- [Task brief] In the data below, find every line with the string "周三气温较高" and pull it out.
* Begin Excerpted records *
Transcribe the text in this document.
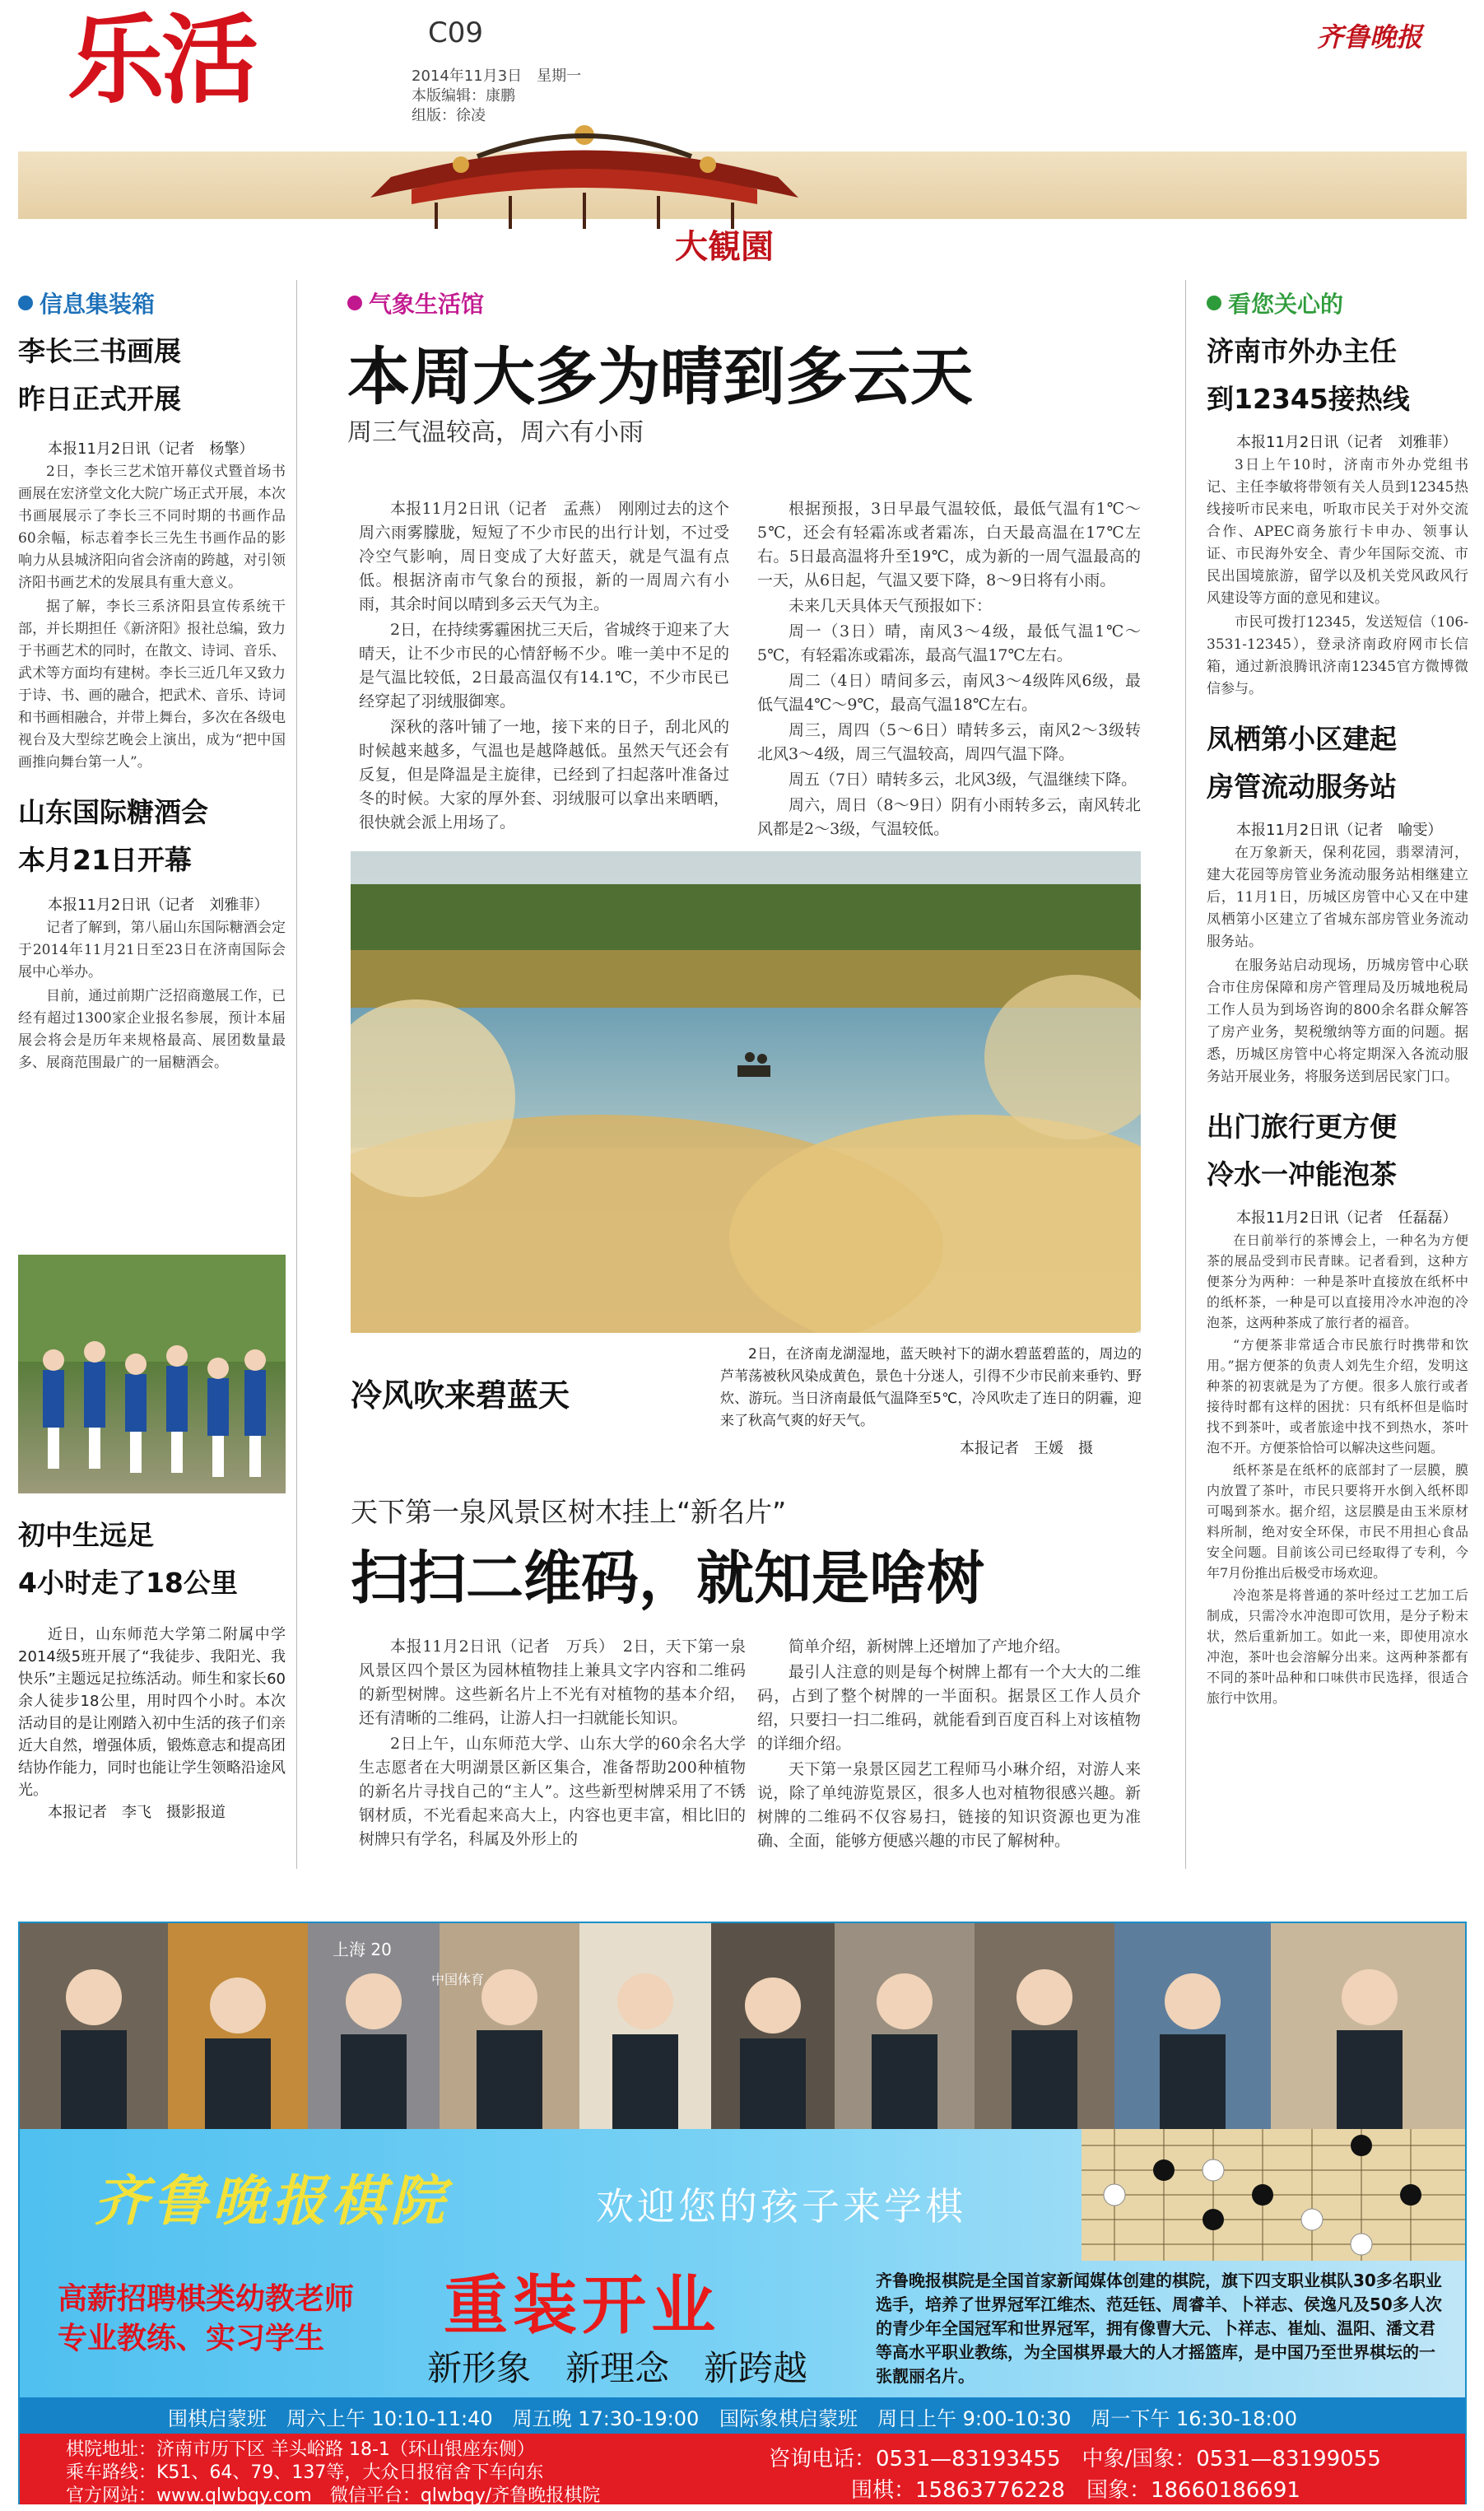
乐活	C09
2014年11月3日　星期一
本版编辑：康鹏
组版：徐凌
齐鲁晚报
大観園
信息集装箱
李长三书画展
昨日正式开展
本报11月2日讯（记者　杨擎）

2日，李长三艺术馆开幕仪式暨首场书画展在宏济堂文化大院广场正式开展，本次书画展展示了李长三不同时期的书画作品60余幅，标志着李长三先生书画作品的影响力从县城济阳向省会济南的跨越，对引领济阳书画艺术的发展具有重大意义。

据了解，李长三系济阳县宣传系统干部，并长期担任《新济阳》报社总编，致力于书画艺术的同时，在散文、诗词、音乐、武术等方面均有建树。李长三近几年又致力于诗、书、画的融合，把武术、音乐、诗词和书画相融合，并带上舞台，多次在各级电视台及大型综艺晚会上演出，成为“把中国画推向舞台第一人”。

山东国际糖酒会
本月21日开幕
本报11月2日讯（记者　刘雅菲）

记者了解到，第八届山东国际糖酒会定于2014年11月21日至23日在济南国际会展中心举办。

目前，通过前期广泛招商邀展工作，已经有超过1300家企业报名参展，预计本届展会将会是历年来规格最高、展团数量最多、展商范围最广的一届糖酒会。

初中生远足
4小时走了18公里

近日，山东师范大学第二附属中学2014级5班开展了“我徒步、我阳光、我快乐”主题远足拉练活动。师生和家长60余人徒步18公里，用时四个小时。本次活动目的是让刚踏入初中生活的孩子们亲近大自然，增强体质，锻炼意志和提高团结协作能力，同时也能让学生领略沿途风光。

本报记者　李飞　摄影报道
气象生活馆
本周大多为晴到多云天
周三气温较高，周六有小雨

本报11月2日讯（记者　孟燕）　刚刚过去的这个周六雨雾朦胧，短短了不少市民的出行计划，不过受冷空气影响，周日变成了大好蓝天，就是气温有点低。根据济南市气象台的预报，新的一周周六有小雨，其余时间以晴到多云天气为主。

2日，在持续雾霾困扰三天后，省城终于迎来了大晴天，让不少市民的心情舒畅不少。唯一美中不足的是气温比较低，2日最高温仅有14.1℃，不少市民已经穿起了羽绒服御寒。

深秋的落叶铺了一地，接下来的日子，刮北风的时候越来越多，气温也是越降越低。虽然天气还会有反复，但是降温是主旋律，已经到了扫起落叶准备过冬的时候。大家的厚外套、羽绒服可以拿出来晒晒，很快就会派上用场了。

根据预报，3日早最气温较低，最低气温有1℃～5℃，还会有轻霜冻或者霜冻，白天最高温在17℃左右。5日最高温将升至19℃，成为新的一周气温最高的一天，从6日起，气温又要下降，8～9日将有小雨。

未来几天具体天气预报如下：

周一（3日）晴，南风3～4级，最低气温1℃～5℃，有轻霜冻或霜冻，最高气温17℃左右。

周二（4日）晴间多云，南风3～4级阵风6级，最低气温4℃～9℃，最高气温18℃左右。

周三，周四（5～6日）晴转多云，南风2～3级转北风3～4级，周三气温较高，周四气温下降。

周五（7日）晴转多云，北风3级，气温继续下降。

周六，周日（8～9日）阴有小雨转多云，南风转北风都是2～3级，气温较低。

冷风吹来碧蓝天
2日，在济南龙湖湿地，蓝天映衬下的湖水碧蓝碧蓝的，周边的芦苇荡被秋风染成黄色，景色十分迷人，引得不少市民前来垂钓、野炊、游玩。当日济南最低气温降至5℃，冷风吹走了连日的阴霾，迎来了秋高气爽的好天气。
本报记者　王媛　摄
天下第一泉风景区树木挂上“新名片”
扫扫二维码，就知是啥树

本报11月2日讯（记者　万兵）　2日，天下第一泉风景区四个景区为园林植物挂上兼具文字内容和二维码的新型树牌。这些新名片上不光有对植物的基本介绍，还有清晰的二维码，让游人扫一扫就能长知识。

2日上午，山东师范大学、山东大学的60余名大学生志愿者在大明湖景区新区集合，准备帮助200种植物的新名片寻找自己的“主人”。这些新型树牌采用了不锈钢材质，不光看起来高大上，内容也更丰富，相比旧的树牌只有学名，科属及外形上的

简单介绍，新树牌上还增加了产地介绍。

最引人注意的则是每个树牌上都有一个大大的二维码，占到了整个树牌的一半面积。据景区工作人员介绍，只要扫一扫二维码，就能看到百度百科上对该植物的详细介绍。

天下第一泉景区园艺工程师马小琳介绍，对游人来说，除了单纯游览景区，很多人也对植物很感兴趣。新树牌的二维码不仅容易扫，链接的知识资源也更为准确、全面，能够方便感兴趣的市民了解树种。

看您关心的
济南市外办主任
到12345接热线
本报11月2日讯（记者　刘雅菲）

3日上午10时，济南市外办党组书记、主任李敏将带领有关人员到12345热线接听市民来电，听取市民关于对外交流合作、APEC商务旅行卡申办、领事认证、市民海外安全、青少年国际交流、市民出国境旅游，留学以及机关党风政风行风建设等方面的意见和建议。

市民可拨打12345，发送短信（106-3531-12345），登录济南政府网市长信箱，通过新浪腾讯济南12345官方微博微信参与。

凤栖第小区建起
房管流动服务站
本报11月2日讯（记者　喻雯）

在万象新天，保利花园，翡翠清河，建大花园等房管业务流动服务站相继建立后，11月1日，历城区房管中心又在中建凤栖第小区建立了省城东部房管业务流动服务站。

在服务站启动现场，历城房管中心联合市住房保障和房产管理局及历城地税局工作人员为到场咨询的800余名群众解答了房产业务，契税缴纳等方面的问题。据悉，历城区房管中心将定期深入各流动服务站开展业务，将服务送到居民家门口。

出门旅行更方便
冷水一冲能泡茶
本报11月2日讯（记者　任磊磊）

在日前举行的茶博会上，一种名为方便茶的展品受到市民青睐。记者看到，这种方便茶分为两种：一种是茶叶直接放在纸杯中的纸杯茶，一种是可以直接用冷水冲泡的冷泡茶，这两种茶成了旅行者的福音。

“方便茶非常适合市民旅行时携带和饮用。”据方便茶的负责人刘先生介绍，发明这种茶的初衷就是为了方便。很多人旅行或者接待时都有这样的困扰：只有纸杯但是临时找不到茶叶，或者旅途中找不到热水，茶叶泡不开。方便茶恰恰可以解决这些问题。

纸杯茶是在纸杯的底部封了一层膜，膜内放置了茶叶，市民只要将开水倒入纸杯即可喝到茶水。据介绍，这层膜是由玉米原材料所制，绝对安全环保，市民不用担心食品安全问题。目前该公司已经取得了专利，今年7月份推出后极受市场欢迎。

冷泡茶是将普通的茶叶经过工艺加工后制成，只需冷水冲泡即可饮用，是分子粉末状，然后重新加工。如此一来，即使用凉水冲泡，茶叶也会溶解分出来。这两种茶都有不同的茶叶品种和口味供市民选择，很适合旅行中饮用。

上海 20
中国体育
齐鲁晚报棋院	欢迎您的孩子来学棋
高薪招聘棋类幼教老师
专业教练、实习学生 重装开业
新形象　新理念　新跨越
齐鲁晚报棋院是全国首家新闻媒体创建的棋院，旗下四支职业棋队30多名职业选手，培养了世界冠军江维杰、范廷钰、周睿羊、卜祥志、侯逸凡及50多人次的青少年全国冠军和世界冠军，拥有像曹大元、卜祥志、崔灿、温阳、潘文君等高水平职业教练，为全国棋界最大的人才摇篮库，是中国乃至世界棋坛的一张靓丽名片。
围棋启蒙班　周六上午 10:10-11:40　周五晚 17:30-19:00 国际象棋启蒙班　周日上午 9:00-10:30　周一下午 16:30-18:00
棋院地址：济南市历下区 羊头峪路 18-1（环山银座东侧）
乘车路线：K51、64、79、137等，大众日报宿舍下车向东
官方网站：www.qlwbqy.com　微信平台：qlwbqy/齐鲁晚报棋院
咨询电话：0531—83193455　中象/国象：0531—83199055
围棋：15863776228　国象：18660186691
* End Excerpted records *
- [Task result]
周三气温较高，周六有小雨
周三，周四（5～6日）晴转多云，南风2～3级转北风3～4级，周三气温较高，周四气温下降。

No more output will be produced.